**CHALLENGE:**
Pictures appear in the records below; write out everything else exactly.

[begin RECORD LIST]

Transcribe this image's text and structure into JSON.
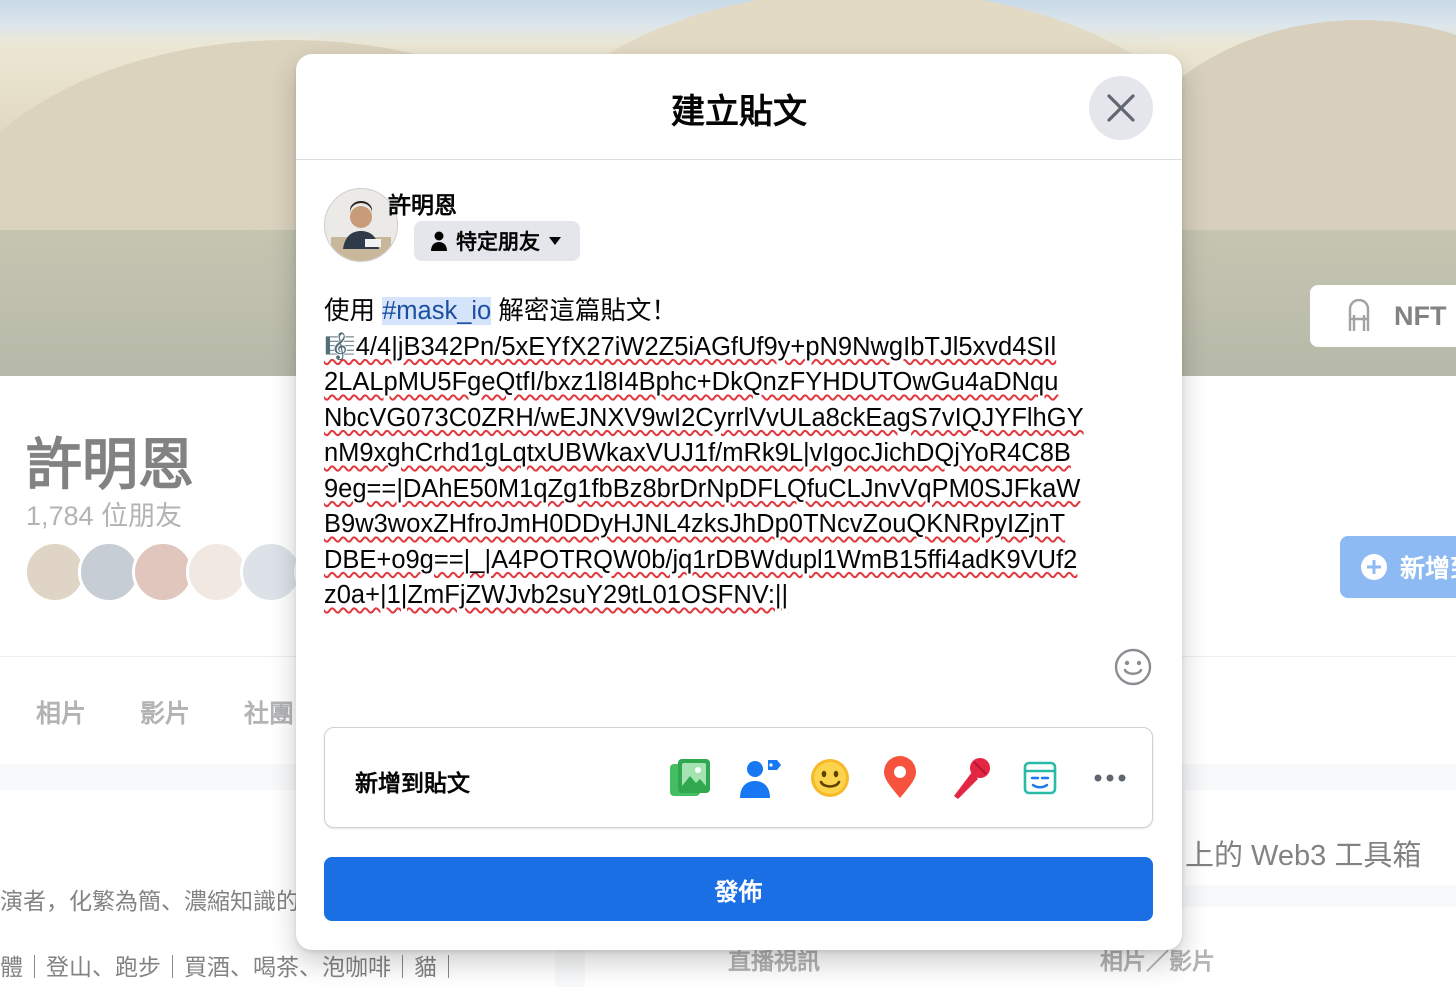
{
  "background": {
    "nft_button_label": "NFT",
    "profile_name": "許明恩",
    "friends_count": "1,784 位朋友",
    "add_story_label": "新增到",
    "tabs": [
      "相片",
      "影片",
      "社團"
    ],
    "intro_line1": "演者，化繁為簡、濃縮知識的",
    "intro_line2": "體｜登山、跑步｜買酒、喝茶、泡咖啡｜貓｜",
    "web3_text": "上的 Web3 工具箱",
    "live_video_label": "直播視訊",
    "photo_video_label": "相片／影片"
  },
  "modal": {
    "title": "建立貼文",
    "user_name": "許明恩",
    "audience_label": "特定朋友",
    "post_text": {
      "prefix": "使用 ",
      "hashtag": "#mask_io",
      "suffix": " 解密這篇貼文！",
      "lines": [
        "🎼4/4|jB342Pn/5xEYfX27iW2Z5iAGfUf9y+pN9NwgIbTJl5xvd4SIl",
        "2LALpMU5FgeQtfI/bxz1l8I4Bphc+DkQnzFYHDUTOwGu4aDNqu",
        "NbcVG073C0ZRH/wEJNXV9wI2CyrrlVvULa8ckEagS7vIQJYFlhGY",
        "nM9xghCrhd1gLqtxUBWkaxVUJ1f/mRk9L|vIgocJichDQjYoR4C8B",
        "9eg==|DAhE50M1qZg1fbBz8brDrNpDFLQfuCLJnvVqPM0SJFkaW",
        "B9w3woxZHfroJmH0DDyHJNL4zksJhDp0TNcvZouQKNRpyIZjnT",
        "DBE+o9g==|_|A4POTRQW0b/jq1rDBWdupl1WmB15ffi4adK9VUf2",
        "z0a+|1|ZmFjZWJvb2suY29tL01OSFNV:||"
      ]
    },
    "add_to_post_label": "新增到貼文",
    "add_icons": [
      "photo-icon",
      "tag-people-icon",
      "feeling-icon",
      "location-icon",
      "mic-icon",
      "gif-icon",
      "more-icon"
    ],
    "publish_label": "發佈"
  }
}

[end RECORD LIST]

**EXPECTED ANSWER:**
Transcribe this image's text and structure into JSON.
{
  "background": {
    "nft_button_label": "NFT",
    "profile_name": "許明恩",
    "friends_count": "1,784 位朋友",
    "add_story_label": "新增到",
    "tabs": [
      "相片",
      "影片",
      "社團"
    ],
    "intro_line1": "演者，化繁為簡、濃縮知識的",
    "intro_line2": "體｜登山、跑步｜買酒、喝茶、泡咖啡｜貓｜",
    "web3_text": "上的 Web3 工具箱",
    "live_video_label": "直播視訊",
    "photo_video_label": "相片／影片"
  },
  "modal": {
    "title": "建立貼文",
    "user_name": "許明恩",
    "audience_label": "特定朋友",
    "post_text": {
      "prefix": "使用 ",
      "hashtag": "#mask_io",
      "suffix": " 解密這篇貼文！",
      "lines": [
        "🎼4/4|jB342Pn/5xEYfX27iW2Z5iAGfUf9y+pN9NwgIbTJl5xvd4SIl",
        "2LALpMU5FgeQtfI/bxz1l8I4Bphc+DkQnzFYHDUTOwGu4aDNqu",
        "NbcVG073C0ZRH/wEJNXV9wI2CyrrlVvULa8ckEagS7vIQJYFlhGY",
        "nM9xghCrhd1gLqtxUBWkaxVUJ1f/mRk9L|vIgocJichDQjYoR4C8B",
        "9eg==|DAhE50M1qZg1fbBz8brDrNpDFLQfuCLJnvVqPM0SJFkaW",
        "B9w3woxZHfroJmH0DDyHJNL4zksJhDp0TNcvZouQKNRpyIZjnT",
        "DBE+o9g==|_|A4POTRQW0b/jq1rDBWdupl1WmB15ffi4adK9VUf2",
        "z0a+|1|ZmFjZWJvb2suY29tL01OSFNV:||"
      ]
    },
    "add_to_post_label": "新增到貼文",
    "add_icons": [
      "photo-icon",
      "tag-people-icon",
      "feeling-icon",
      "location-icon",
      "mic-icon",
      "gif-icon",
      "more-icon"
    ],
    "publish_label": "發佈"
  }
}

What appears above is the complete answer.